Task prompt: Without the pictures, set down the records below word for word.

** START **

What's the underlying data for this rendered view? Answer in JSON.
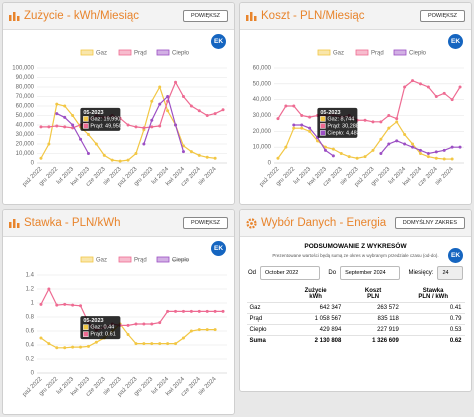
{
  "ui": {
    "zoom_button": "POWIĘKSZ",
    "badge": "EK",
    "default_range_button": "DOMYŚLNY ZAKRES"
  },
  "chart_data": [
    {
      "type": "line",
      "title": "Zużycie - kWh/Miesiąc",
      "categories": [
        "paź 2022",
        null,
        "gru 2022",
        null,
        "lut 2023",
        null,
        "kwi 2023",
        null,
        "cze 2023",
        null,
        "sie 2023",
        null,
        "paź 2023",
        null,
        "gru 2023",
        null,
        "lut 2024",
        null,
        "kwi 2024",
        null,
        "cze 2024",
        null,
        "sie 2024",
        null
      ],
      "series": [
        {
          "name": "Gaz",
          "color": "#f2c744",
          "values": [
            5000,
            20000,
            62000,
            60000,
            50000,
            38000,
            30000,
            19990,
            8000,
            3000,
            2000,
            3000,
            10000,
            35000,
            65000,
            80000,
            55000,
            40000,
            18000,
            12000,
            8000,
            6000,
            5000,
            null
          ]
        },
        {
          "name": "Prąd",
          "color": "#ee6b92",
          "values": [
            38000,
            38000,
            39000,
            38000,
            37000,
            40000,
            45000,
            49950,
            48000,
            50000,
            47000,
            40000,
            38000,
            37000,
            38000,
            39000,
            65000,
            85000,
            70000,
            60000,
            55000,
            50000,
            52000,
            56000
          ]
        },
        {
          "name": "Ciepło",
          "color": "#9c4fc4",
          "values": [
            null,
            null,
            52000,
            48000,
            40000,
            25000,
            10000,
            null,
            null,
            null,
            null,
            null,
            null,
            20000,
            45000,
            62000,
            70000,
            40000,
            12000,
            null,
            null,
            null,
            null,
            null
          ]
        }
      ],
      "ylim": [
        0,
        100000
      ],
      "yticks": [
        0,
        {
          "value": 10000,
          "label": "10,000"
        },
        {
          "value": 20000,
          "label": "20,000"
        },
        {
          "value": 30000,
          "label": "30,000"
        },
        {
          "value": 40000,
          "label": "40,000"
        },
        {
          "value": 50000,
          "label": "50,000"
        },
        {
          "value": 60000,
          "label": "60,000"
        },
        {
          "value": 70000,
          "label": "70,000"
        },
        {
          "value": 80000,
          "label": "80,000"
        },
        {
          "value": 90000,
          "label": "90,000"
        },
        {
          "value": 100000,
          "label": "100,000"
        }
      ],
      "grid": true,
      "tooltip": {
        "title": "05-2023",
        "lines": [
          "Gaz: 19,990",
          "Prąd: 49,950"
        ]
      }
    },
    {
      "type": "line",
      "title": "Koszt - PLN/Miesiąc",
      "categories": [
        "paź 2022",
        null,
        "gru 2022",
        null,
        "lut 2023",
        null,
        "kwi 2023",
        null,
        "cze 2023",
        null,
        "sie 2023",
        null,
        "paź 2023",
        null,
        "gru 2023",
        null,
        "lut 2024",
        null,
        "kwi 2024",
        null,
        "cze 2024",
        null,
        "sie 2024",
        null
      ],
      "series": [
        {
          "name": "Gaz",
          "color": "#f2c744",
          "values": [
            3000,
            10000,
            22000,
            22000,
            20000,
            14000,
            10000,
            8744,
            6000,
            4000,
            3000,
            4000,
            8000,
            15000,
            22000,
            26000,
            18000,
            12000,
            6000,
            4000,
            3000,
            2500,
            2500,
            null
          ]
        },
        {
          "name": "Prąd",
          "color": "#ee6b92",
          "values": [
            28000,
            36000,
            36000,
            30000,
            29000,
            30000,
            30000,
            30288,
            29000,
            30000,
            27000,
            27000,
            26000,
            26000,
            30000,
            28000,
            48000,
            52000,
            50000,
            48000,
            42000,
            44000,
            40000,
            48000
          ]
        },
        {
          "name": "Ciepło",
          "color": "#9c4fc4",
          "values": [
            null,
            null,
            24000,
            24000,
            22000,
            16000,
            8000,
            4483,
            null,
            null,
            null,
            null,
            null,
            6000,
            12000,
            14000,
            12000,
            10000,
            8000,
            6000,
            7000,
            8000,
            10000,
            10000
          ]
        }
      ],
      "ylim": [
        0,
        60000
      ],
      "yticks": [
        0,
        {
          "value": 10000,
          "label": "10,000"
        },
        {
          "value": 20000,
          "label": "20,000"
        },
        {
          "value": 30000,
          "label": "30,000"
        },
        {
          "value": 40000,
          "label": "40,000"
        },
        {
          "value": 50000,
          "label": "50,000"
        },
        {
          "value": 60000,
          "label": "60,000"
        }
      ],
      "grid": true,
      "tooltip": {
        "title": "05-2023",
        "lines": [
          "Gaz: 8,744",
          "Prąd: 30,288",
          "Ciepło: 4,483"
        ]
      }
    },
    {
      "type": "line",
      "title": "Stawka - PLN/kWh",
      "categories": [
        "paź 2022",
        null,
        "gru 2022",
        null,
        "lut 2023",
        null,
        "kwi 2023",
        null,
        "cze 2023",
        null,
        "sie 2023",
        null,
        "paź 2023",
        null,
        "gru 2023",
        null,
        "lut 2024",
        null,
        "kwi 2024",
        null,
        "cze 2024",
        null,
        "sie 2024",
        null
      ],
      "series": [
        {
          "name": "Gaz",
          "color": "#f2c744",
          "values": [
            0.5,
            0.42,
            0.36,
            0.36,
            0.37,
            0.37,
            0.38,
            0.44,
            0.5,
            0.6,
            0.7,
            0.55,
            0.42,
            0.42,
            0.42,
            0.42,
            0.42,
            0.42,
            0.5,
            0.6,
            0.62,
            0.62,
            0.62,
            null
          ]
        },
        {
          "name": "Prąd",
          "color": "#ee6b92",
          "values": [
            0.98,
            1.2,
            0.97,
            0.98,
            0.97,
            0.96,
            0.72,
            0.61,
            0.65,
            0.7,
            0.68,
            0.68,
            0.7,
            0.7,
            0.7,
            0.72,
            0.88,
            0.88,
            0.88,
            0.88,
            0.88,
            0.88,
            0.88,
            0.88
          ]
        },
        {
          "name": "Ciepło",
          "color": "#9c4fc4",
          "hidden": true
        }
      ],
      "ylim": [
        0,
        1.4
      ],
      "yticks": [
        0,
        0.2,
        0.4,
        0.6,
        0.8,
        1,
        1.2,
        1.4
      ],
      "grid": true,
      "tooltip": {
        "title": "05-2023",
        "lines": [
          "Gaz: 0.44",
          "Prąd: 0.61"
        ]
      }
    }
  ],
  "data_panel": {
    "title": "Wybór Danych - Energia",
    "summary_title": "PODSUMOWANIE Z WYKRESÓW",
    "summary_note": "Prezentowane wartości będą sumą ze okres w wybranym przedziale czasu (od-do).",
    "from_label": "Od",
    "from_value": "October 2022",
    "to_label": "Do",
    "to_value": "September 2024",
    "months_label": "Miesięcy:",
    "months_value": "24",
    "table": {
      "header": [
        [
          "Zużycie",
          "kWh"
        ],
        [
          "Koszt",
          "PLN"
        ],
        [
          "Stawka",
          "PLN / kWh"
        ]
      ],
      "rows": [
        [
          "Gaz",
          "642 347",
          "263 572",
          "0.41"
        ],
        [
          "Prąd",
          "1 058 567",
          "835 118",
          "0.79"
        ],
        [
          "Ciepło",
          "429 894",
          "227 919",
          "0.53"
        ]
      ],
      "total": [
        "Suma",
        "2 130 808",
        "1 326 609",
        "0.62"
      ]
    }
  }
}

** END **

Answer below:
What's the underlying data for this rendered view? Answer in JSON.
{
  "ui": {
    "zoom_button": "POWIĘKSZ",
    "badge": "EK",
    "default_range_button": "DOMYŚLNY ZAKRES"
  },
  "chart_data": [
    {
      "type": "line",
      "title": "Zużycie - kWh/Miesiąc",
      "categories": [
        "paź 2022",
        null,
        "gru 2022",
        null,
        "lut 2023",
        null,
        "kwi 2023",
        null,
        "cze 2023",
        null,
        "sie 2023",
        null,
        "paź 2023",
        null,
        "gru 2023",
        null,
        "lut 2024",
        null,
        "kwi 2024",
        null,
        "cze 2024",
        null,
        "sie 2024",
        null
      ],
      "series": [
        {
          "name": "Gaz",
          "color": "#f2c744",
          "values": [
            5000,
            20000,
            62000,
            60000,
            50000,
            38000,
            30000,
            19990,
            8000,
            3000,
            2000,
            3000,
            10000,
            35000,
            65000,
            80000,
            55000,
            40000,
            18000,
            12000,
            8000,
            6000,
            5000,
            null
          ]
        },
        {
          "name": "Prąd",
          "color": "#ee6b92",
          "values": [
            38000,
            38000,
            39000,
            38000,
            37000,
            40000,
            45000,
            49950,
            48000,
            50000,
            47000,
            40000,
            38000,
            37000,
            38000,
            39000,
            65000,
            85000,
            70000,
            60000,
            55000,
            50000,
            52000,
            56000
          ]
        },
        {
          "name": "Ciepło",
          "color": "#9c4fc4",
          "values": [
            null,
            null,
            52000,
            48000,
            40000,
            25000,
            10000,
            null,
            null,
            null,
            null,
            null,
            null,
            20000,
            45000,
            62000,
            70000,
            40000,
            12000,
            null,
            null,
            null,
            null,
            null
          ]
        }
      ],
      "ylim": [
        0,
        100000
      ],
      "yticks": [
        0,
        {
          "value": 10000,
          "label": "10,000"
        },
        {
          "value": 20000,
          "label": "20,000"
        },
        {
          "value": 30000,
          "label": "30,000"
        },
        {
          "value": 40000,
          "label": "40,000"
        },
        {
          "value": 50000,
          "label": "50,000"
        },
        {
          "value": 60000,
          "label": "60,000"
        },
        {
          "value": 70000,
          "label": "70,000"
        },
        {
          "value": 80000,
          "label": "80,000"
        },
        {
          "value": 90000,
          "label": "90,000"
        },
        {
          "value": 100000,
          "label": "100,000"
        }
      ],
      "grid": true,
      "tooltip": {
        "title": "05-2023",
        "lines": [
          "Gaz: 19,990",
          "Prąd: 49,950"
        ]
      }
    },
    {
      "type": "line",
      "title": "Koszt - PLN/Miesiąc",
      "categories": [
        "paź 2022",
        null,
        "gru 2022",
        null,
        "lut 2023",
        null,
        "kwi 2023",
        null,
        "cze 2023",
        null,
        "sie 2023",
        null,
        "paź 2023",
        null,
        "gru 2023",
        null,
        "lut 2024",
        null,
        "kwi 2024",
        null,
        "cze 2024",
        null,
        "sie 2024",
        null
      ],
      "series": [
        {
          "name": "Gaz",
          "color": "#f2c744",
          "values": [
            3000,
            10000,
            22000,
            22000,
            20000,
            14000,
            10000,
            8744,
            6000,
            4000,
            3000,
            4000,
            8000,
            15000,
            22000,
            26000,
            18000,
            12000,
            6000,
            4000,
            3000,
            2500,
            2500,
            null
          ]
        },
        {
          "name": "Prąd",
          "color": "#ee6b92",
          "values": [
            28000,
            36000,
            36000,
            30000,
            29000,
            30000,
            30000,
            30288,
            29000,
            30000,
            27000,
            27000,
            26000,
            26000,
            30000,
            28000,
            48000,
            52000,
            50000,
            48000,
            42000,
            44000,
            40000,
            48000
          ]
        },
        {
          "name": "Ciepło",
          "color": "#9c4fc4",
          "values": [
            null,
            null,
            24000,
            24000,
            22000,
            16000,
            8000,
            4483,
            null,
            null,
            null,
            null,
            null,
            6000,
            12000,
            14000,
            12000,
            10000,
            8000,
            6000,
            7000,
            8000,
            10000,
            10000
          ]
        }
      ],
      "ylim": [
        0,
        60000
      ],
      "yticks": [
        0,
        {
          "value": 10000,
          "label": "10,000"
        },
        {
          "value": 20000,
          "label": "20,000"
        },
        {
          "value": 30000,
          "label": "30,000"
        },
        {
          "value": 40000,
          "label": "40,000"
        },
        {
          "value": 50000,
          "label": "50,000"
        },
        {
          "value": 60000,
          "label": "60,000"
        }
      ],
      "grid": true,
      "tooltip": {
        "title": "05-2023",
        "lines": [
          "Gaz: 8,744",
          "Prąd: 30,288",
          "Ciepło: 4,483"
        ]
      }
    },
    {
      "type": "line",
      "title": "Stawka - PLN/kWh",
      "categories": [
        "paź 2022",
        null,
        "gru 2022",
        null,
        "lut 2023",
        null,
        "kwi 2023",
        null,
        "cze 2023",
        null,
        "sie 2023",
        null,
        "paź 2023",
        null,
        "gru 2023",
        null,
        "lut 2024",
        null,
        "kwi 2024",
        null,
        "cze 2024",
        null,
        "sie 2024",
        null
      ],
      "series": [
        {
          "name": "Gaz",
          "color": "#f2c744",
          "values": [
            0.5,
            0.42,
            0.36,
            0.36,
            0.37,
            0.37,
            0.38,
            0.44,
            0.5,
            0.6,
            0.7,
            0.55,
            0.42,
            0.42,
            0.42,
            0.42,
            0.42,
            0.42,
            0.5,
            0.6,
            0.62,
            0.62,
            0.62,
            null
          ]
        },
        {
          "name": "Prąd",
          "color": "#ee6b92",
          "values": [
            0.98,
            1.2,
            0.97,
            0.98,
            0.97,
            0.96,
            0.72,
            0.61,
            0.65,
            0.7,
            0.68,
            0.68,
            0.7,
            0.7,
            0.7,
            0.72,
            0.88,
            0.88,
            0.88,
            0.88,
            0.88,
            0.88,
            0.88,
            0.88
          ]
        },
        {
          "name": "Ciepło",
          "color": "#9c4fc4",
          "hidden": true
        }
      ],
      "ylim": [
        0,
        1.4
      ],
      "yticks": [
        0,
        0.2,
        0.4,
        0.6,
        0.8,
        1,
        1.2,
        1.4
      ],
      "grid": true,
      "tooltip": {
        "title": "05-2023",
        "lines": [
          "Gaz: 0.44",
          "Prąd: 0.61"
        ]
      }
    }
  ],
  "data_panel": {
    "title": "Wybór Danych - Energia",
    "summary_title": "PODSUMOWANIE Z WYKRESÓW",
    "summary_note": "Prezentowane wartości będą sumą ze okres w wybranym przedziale czasu (od-do).",
    "from_label": "Od",
    "from_value": "October 2022",
    "to_label": "Do",
    "to_value": "September 2024",
    "months_label": "Miesięcy:",
    "months_value": "24",
    "table": {
      "header": [
        [
          "Zużycie",
          "kWh"
        ],
        [
          "Koszt",
          "PLN"
        ],
        [
          "Stawka",
          "PLN / kWh"
        ]
      ],
      "rows": [
        [
          "Gaz",
          "642 347",
          "263 572",
          "0.41"
        ],
        [
          "Prąd",
          "1 058 567",
          "835 118",
          "0.79"
        ],
        [
          "Ciepło",
          "429 894",
          "227 919",
          "0.53"
        ]
      ],
      "total": [
        "Suma",
        "2 130 808",
        "1 326 609",
        "0.62"
      ]
    }
  }
}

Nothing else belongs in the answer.